» **STATED EXERCISE**: Copy out all the records again, switching every "play-button" to "start-button" and changing nothing else. Leave the pictures out.

**** LISTED RECORDS ****

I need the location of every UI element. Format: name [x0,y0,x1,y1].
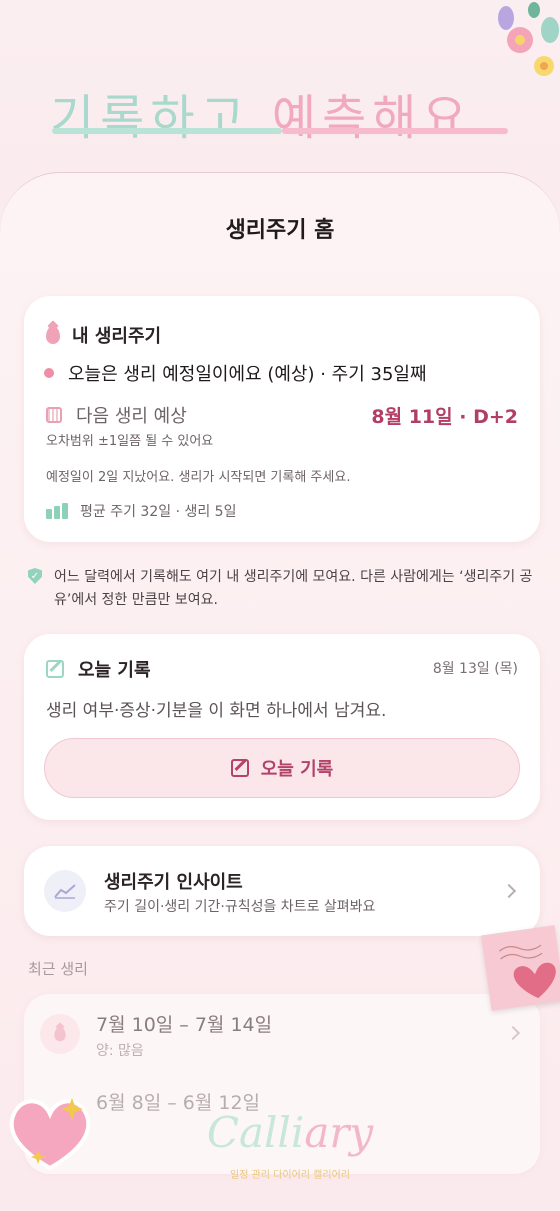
today-record-button[interactable]: 오늘 기록 [44,738,520,798]
recent-periods-label: 최근 생리 [28,960,88,978]
insight-card-title: 생리주기 인사이트 [104,872,243,893]
insight-card[interactable]: 생리주기 인사이트 주기 길이·생리 기간·규칙성을 차트로 살펴봐요 [24,846,540,936]
privacy-note: 어느 달력에서 기록해도 여기 내 생리주기에 모여요. 다른 사람에게는 ‘생… [54,569,533,608]
range-note: 오차범위 ±1일쯤 될 수 있어요 [46,434,214,449]
hero-banner: 기록하고 예측해요. [0,0,560,180]
today-card-desc: 생리 여부·증상·기분을 이 화면 하나에서 남겨요. [46,701,387,721]
watermark-text-a: Calli [206,1108,305,1157]
calendar-icon [46,407,62,423]
overdue-note: 예정일이 2일 지났어요. 생리가 시작되면 기록해 주세요. [46,470,351,485]
hero-title-part2: 예측해요. [271,90,494,146]
chevron-right-icon [501,883,517,899]
cycle-card-title: 내 생리주기 [72,326,162,347]
heart-icon [499,944,556,999]
recent-period-detail: 양: 많음 [96,1043,144,1059]
next-period-label: 다음 생리 예상 [76,406,187,427]
edit-icon [46,660,64,678]
list-item[interactable]: 7월 10일 – 7월 14일 양: 많음 [24,994,540,1074]
drop-circle-icon [40,1014,80,1054]
average-cycle-text: 평균 주기 32일 · 생리 5일 [80,504,237,520]
cycle-status-text: 오늘은 생리 예정일이에요 (예상) · 주기 35일째 [68,364,427,385]
sticky-note-decoration [481,925,560,1011]
next-period-value: 8월 11일 · D+2 [371,406,518,428]
line-chart-icon [44,870,86,912]
watermark-subtitle: 일정 관리 다이어리 캘리어리 [230,1170,350,1181]
today-record-card: 오늘 기록 8월 13일 (목) 생리 여부·증상·기분을 이 화면 하나에서 … [24,634,540,820]
hero-underline-pink [282,128,508,134]
heart-sticker-icon [9,1098,91,1171]
my-cycle-card[interactable]: 내 생리주기 오늘은 생리 예정일이에요 (예상) · 주기 35일째 다음 생… [24,296,540,542]
flower-decoration-icon [498,2,559,76]
today-card-title: 오늘 기록 [78,660,151,681]
watermark-text-b: ary [304,1108,374,1157]
hero-underline-mint [52,128,282,134]
today-date: 8월 13일 (목) [432,661,518,677]
today-record-button-label: 오늘 기록 [260,759,334,780]
hero-title-part1: 기록하고 [50,90,251,146]
page-title: 생리주기 홈 [225,218,335,243]
bar-chart-icon [46,503,68,519]
edit-icon [230,759,249,777]
app-watermark-logo: Calliary [190,1108,390,1157]
insight-card-subtitle: 주기 길이·생리 기간·규칙성을 차트로 살펴봐요 [104,899,376,915]
chevron-right-icon [505,1025,521,1041]
status-dot-icon [44,368,54,378]
recent-period-range: 7월 10일 – 7월 14일 [96,1014,273,1036]
blood-drop-icon [46,326,60,344]
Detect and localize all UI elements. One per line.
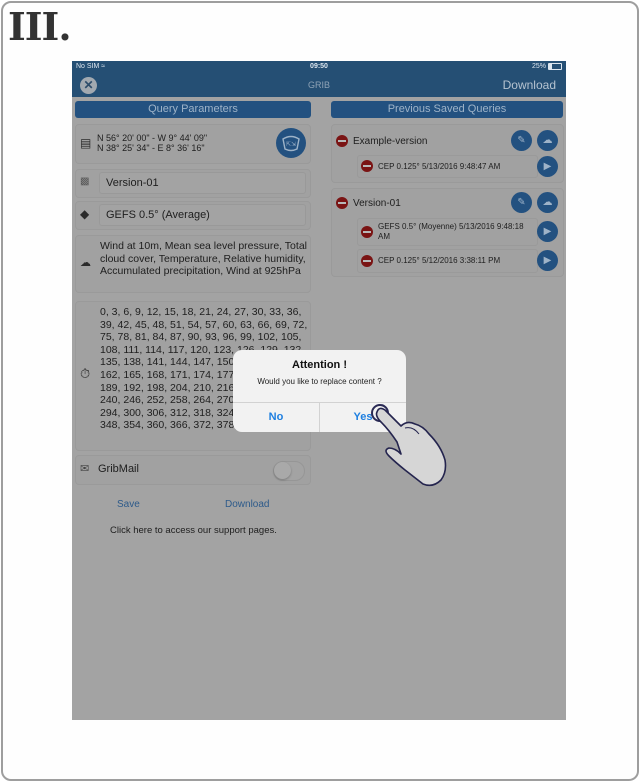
gribmail-label: GribMail (98, 463, 139, 475)
play-button[interactable]: ▶ (537, 156, 558, 177)
edit-button[interactable]: ✎ (511, 130, 532, 151)
nav-title: GRIB (307, 80, 330, 90)
query-item: CEP 0.125° 5/12/2016 3:38:11 PM (357, 249, 538, 273)
save-button[interactable]: Save (117, 499, 140, 510)
zone-icon: ⇱⇲ (282, 135, 300, 152)
parameters-text: Wind at 10m, Mean sea level pressure, To… (100, 240, 307, 277)
play-icon: ▶ (543, 255, 552, 266)
query-item-text: CEP 0.125° 5/12/2016 3:38:11 PM (378, 256, 501, 265)
play-icon: ▶ (543, 226, 552, 237)
dialog-message: Would you like to replace content ? (257, 377, 382, 386)
layers-icon: ◆ (80, 207, 90, 221)
pencil-icon: ✎ (517, 197, 526, 208)
query-item-text: CEP 0.125° 5/13/2016 9:48:47 AM (378, 162, 501, 171)
step-label: III. (8, 4, 72, 49)
map-icon: ▤ (80, 136, 92, 150)
delete-icon[interactable] (336, 135, 348, 147)
query-parameters-header: Query Parameters (75, 101, 311, 118)
svg-text:⇱⇲: ⇱⇲ (286, 141, 296, 148)
tag-icon: ▩ (80, 176, 90, 187)
ipad-screen: No SIM ≈ 09:50 25% ✕ GRIB Download Query… (72, 61, 566, 720)
delete-icon[interactable] (361, 226, 373, 238)
saved-query: Example-version ✎ ☁ CEP 0.125° 5/13/2016… (331, 124, 564, 183)
area-coordinates: N 56° 20' 00" - W 9° 44' 09" N 38° 25' 3… (97, 133, 208, 153)
saved-query: Version-01 ✎ ☁ GEFS 0.5° (Moyenne) 5/13/… (331, 188, 564, 277)
parameters-row[interactable]: ☁ Wind at 10m, Mean sea level pressure, … (75, 235, 311, 293)
support-link[interactable]: Click here to access our support pages. (110, 525, 277, 536)
cloud-download-button[interactable]: ☁ (537, 192, 558, 213)
battery-icon (548, 63, 562, 70)
weather-icon: ☁ (80, 257, 91, 269)
battery: 25% (532, 63, 562, 70)
name-row: ▩ Version-01 (75, 169, 311, 198)
toggle-knob (274, 462, 291, 479)
query-title: Example-version (353, 136, 428, 147)
query-item-text: GEFS 0.5° (Moyenne) 5/13/2016 9:48:18 AM (378, 222, 524, 241)
delete-icon[interactable] (336, 197, 348, 209)
tap-hand-icon (371, 404, 447, 487)
area-row[interactable]: ▤ N 56° 20' 00" - W 9° 44' 09" N 38° 25'… (75, 124, 311, 164)
clock: 09:50 (310, 63, 328, 70)
delete-icon[interactable] (361, 255, 373, 267)
cloud-download-icon: ☁ (542, 135, 553, 146)
previous-saved-queries-header: Previous Saved Queries (331, 101, 563, 118)
model-row: ◆ GEFS 0.5° (Average) (75, 201, 311, 230)
delete-icon[interactable] (361, 160, 373, 172)
query-item: CEP 0.125° 5/13/2016 9:48:47 AM (357, 155, 538, 178)
gribmail-toggle[interactable] (273, 461, 305, 481)
dialog-title: Attention ! (292, 359, 347, 371)
cloud-download-button[interactable]: ☁ (537, 130, 558, 151)
mail-icon: ✉ (80, 463, 90, 475)
nav-download-button[interactable]: Download (503, 78, 556, 92)
map-select-button[interactable]: ⇱⇲ (276, 128, 306, 158)
gribmail-row: ✉ GribMail (75, 455, 311, 485)
status-bar: No SIM ≈ 09:50 25% (72, 61, 566, 73)
timer-icon: ⏱ (80, 366, 91, 381)
model-select[interactable]: GEFS 0.5° (Average) (99, 204, 306, 226)
query-title: Version-01 (353, 198, 401, 209)
query-name-field[interactable]: Version-01 (99, 172, 306, 194)
play-button[interactable]: ▶ (537, 221, 558, 242)
query-item: GEFS 0.5° (Moyenne) 5/13/2016 9:48:18 AM (357, 218, 538, 246)
nav-bar: ✕ GRIB Download (72, 73, 566, 97)
download-button[interactable]: Download (225, 499, 269, 510)
pencil-icon: ✎ (517, 135, 526, 146)
edit-button[interactable]: ✎ (511, 192, 532, 213)
play-icon: ▶ (543, 161, 552, 172)
play-button[interactable]: ▶ (537, 250, 558, 271)
cloud-download-icon: ☁ (542, 197, 553, 208)
no-button[interactable]: No (233, 402, 319, 432)
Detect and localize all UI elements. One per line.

****

» **IN RESPONSE**:
I need the location of every UI element. Format: name [x0,y0,x1,y1].
today-record-button[interactable]: 오늘 기록 [44,738,520,798]
recent-periods-label: 최근 생리 [28,960,88,978]
insight-card-title: 생리주기 인사이트 [104,872,243,893]
insight-card[interactable]: 생리주기 인사이트 주기 길이·생리 기간·규칙성을 차트로 살펴봐요 [24,846,540,936]
privacy-note: 어느 달력에서 기록해도 여기 내 생리주기에 모여요. 다른 사람에게는 ‘생… [54,569,533,608]
range-note: 오차범위 ±1일쯤 될 수 있어요 [46,434,214,449]
hero-banner: 기록하고 예측해요. [0,0,560,180]
today-card-desc: 생리 여부·증상·기분을 이 화면 하나에서 남겨요. [46,701,387,721]
watermark-text-a: Calli [206,1108,305,1157]
calendar-icon [46,407,62,423]
overdue-note: 예정일이 2일 지났어요. 생리가 시작되면 기록해 주세요. [46,470,351,485]
hero-title-part2: 예측해요. [271,90,494,146]
chevron-right-icon [501,883,517,899]
cycle-card-title: 내 생리주기 [72,326,162,347]
heart-icon [499,944,556,999]
recent-period-detail: 양: 많음 [96,1043,144,1059]
next-period-label: 다음 생리 예상 [76,406,187,427]
edit-icon [46,660,64,678]
list-item[interactable]: 7월 10일 – 7월 14일 양: 많음 [24,994,540,1074]
drop-circle-icon [40,1014,80,1054]
average-cycle-text: 평균 주기 32일 · 생리 5일 [80,504,237,520]
cycle-status-text: 오늘은 생리 예정일이에요 (예상) · 주기 35일째 [68,364,427,385]
sticky-note-decoration [481,925,560,1011]
next-period-value: 8월 11일 · D+2 [371,406,518,428]
line-chart-icon [44,870,86,912]
watermark-subtitle: 일정 관리 다이어리 캘리어리 [230,1170,350,1181]
today-record-card: 오늘 기록 8월 13일 (목) 생리 여부·증상·기분을 이 화면 하나에서 … [24,634,540,820]
hero-underline-pink [282,128,508,134]
heart-sticker-icon [9,1098,91,1171]
my-cycle-card[interactable]: 내 생리주기 오늘은 생리 예정일이에요 (예상) · 주기 35일째 다음 생… [24,296,540,542]
flower-decoration-icon [498,2,559,76]
today-card-title: 오늘 기록 [78,660,151,681]
watermark-text-b: ary [304,1108,374,1157]
hero-underline-mint [52,128,282,134]
today-date: 8월 13일 (목) [432,661,518,677]
today-record-button-label: 오늘 기록 [260,759,334,780]
hero-title-part1: 기록하고 [50,90,251,146]
page-title: 생리주기 홈 [225,218,335,243]
bar-chart-icon [46,503,68,519]
edit-icon [230,759,249,777]
app-watermark-logo: Calliary [190,1108,390,1157]
insight-card-subtitle: 주기 길이·생리 기간·규칙성을 차트로 살펴봐요 [104,899,376,915]
chevron-right-icon [505,1025,521,1041]
status-dot-icon [44,368,54,378]
recent-period-range: 7월 10일 – 7월 14일 [96,1014,273,1036]
blood-drop-icon [46,326,60,344]
Detect and localize all UI elements. One per line.
gribmail-label: GribMail (98, 463, 139, 475)
start-button[interactable]: ▶ (537, 156, 558, 177)
edit-button[interactable]: ✎ (511, 130, 532, 151)
nav-title: GRIB (307, 80, 330, 90)
query-item: CEP 0.125° 5/12/2016 3:38:11 PM (357, 249, 538, 273)
save-button[interactable]: Save (117, 499, 140, 510)
zone-icon: ⇱⇲ (282, 135, 300, 152)
parameters-text: Wind at 10m, Mean sea level pressure, To… (100, 240, 307, 277)
play-icon: ▶ (543, 255, 552, 266)
query-item-text: CEP 0.125° 5/12/2016 3:38:11 PM (378, 256, 501, 265)
play-icon: ▶ (543, 226, 552, 237)
dialog-message: Would you like to replace content ? (257, 377, 382, 386)
layers-icon: ◆ (80, 207, 90, 221)
pencil-icon: ✎ (517, 197, 526, 208)
query-item-text: CEP 0.125° 5/13/2016 9:48:47 AM (378, 162, 501, 171)
step-label: III. (8, 4, 72, 49)
map-icon: ▤ (80, 136, 92, 150)
delete-icon[interactable] (336, 135, 348, 147)
query-parameters-header: Query Parameters (75, 101, 311, 118)
svg-text:⇱⇲: ⇱⇲ (286, 141, 296, 148)
tag-icon: ▩ (80, 176, 90, 187)
ipad-screen: No SIM ≈ 09:50 25% ✕ GRIB Download Query… (72, 61, 566, 720)
delete-icon[interactable] (361, 226, 373, 238)
saved-query: Example-version ✎ ☁ CEP 0.125° 5/13/2016… (331, 124, 564, 183)
area-coordinates: N 56° 20' 00" - W 9° 44' 09" N 38° 25' 3… (97, 133, 208, 153)
saved-query: Version-01 ✎ ☁ GEFS 0.5° (Moyenne) 5/13/… (331, 188, 564, 277)
parameters-row[interactable]: ☁ Wind at 10m, Mean sea level pressure, … (75, 235, 311, 293)
support-link[interactable]: Click here to access our support pages. (110, 525, 277, 536)
cloud-download-button[interactable]: ☁ (537, 192, 558, 213)
battery-icon (548, 63, 562, 70)
weather-icon: ☁ (80, 257, 91, 269)
battery: 25% (532, 63, 562, 70)
name-row: ▩ Version-01 (75, 169, 311, 198)
toggle-knob (274, 462, 291, 479)
query-title: Example-version (353, 136, 428, 147)
query-item-text: GEFS 0.5° (Moyenne) 5/13/2016 9:48:18 AM (378, 222, 524, 241)
delete-icon[interactable] (336, 197, 348, 209)
tap-hand-icon (371, 404, 447, 487)
area-row[interactable]: ▤ N 56° 20' 00" - W 9° 44' 09" N 38° 25'… (75, 124, 311, 164)
clock: 09:50 (310, 63, 328, 70)
delete-icon[interactable] (361, 255, 373, 267)
cloud-download-icon: ☁ (542, 135, 553, 146)
previous-saved-queries-header: Previous Saved Queries (331, 101, 563, 118)
model-row: ◆ GEFS 0.5° (Average) (75, 201, 311, 230)
delete-icon[interactable] (361, 160, 373, 172)
query-item: CEP 0.125° 5/13/2016 9:48:47 AM (357, 155, 538, 178)
gribmail-toggle[interactable] (273, 461, 305, 481)
dialog-title: Attention ! (292, 359, 347, 371)
cloud-download-button[interactable]: ☁ (537, 130, 558, 151)
mail-icon: ✉ (80, 463, 90, 475)
nav-download-button[interactable]: Download (503, 78, 556, 92)
map-select-button[interactable]: ⇱⇲ (276, 128, 306, 158)
gribmail-row: ✉ GribMail (75, 455, 311, 485)
status-bar: No SIM ≈ 09:50 25% (72, 61, 566, 73)
timer-icon: ⏱ (80, 366, 91, 381)
model-select[interactable]: GEFS 0.5° (Average) (99, 204, 306, 226)
query-title: Version-01 (353, 198, 401, 209)
query-name-field[interactable]: Version-01 (99, 172, 306, 194)
start-button[interactable]: ▶ (537, 221, 558, 242)
query-item: GEFS 0.5° (Moyenne) 5/13/2016 9:48:18 AM (357, 218, 538, 246)
nav-bar: ✕ GRIB Download (72, 73, 566, 97)
download-button[interactable]: Download (225, 499, 269, 510)
pencil-icon: ✎ (517, 135, 526, 146)
edit-button[interactable]: ✎ (511, 192, 532, 213)
play-icon: ▶ (543, 161, 552, 172)
start-button[interactable]: ▶ (537, 250, 558, 271)
cloud-download-icon: ☁ (542, 197, 553, 208)
no-button[interactable]: No (233, 402, 319, 432)
Detect and localize all UI elements. One per line.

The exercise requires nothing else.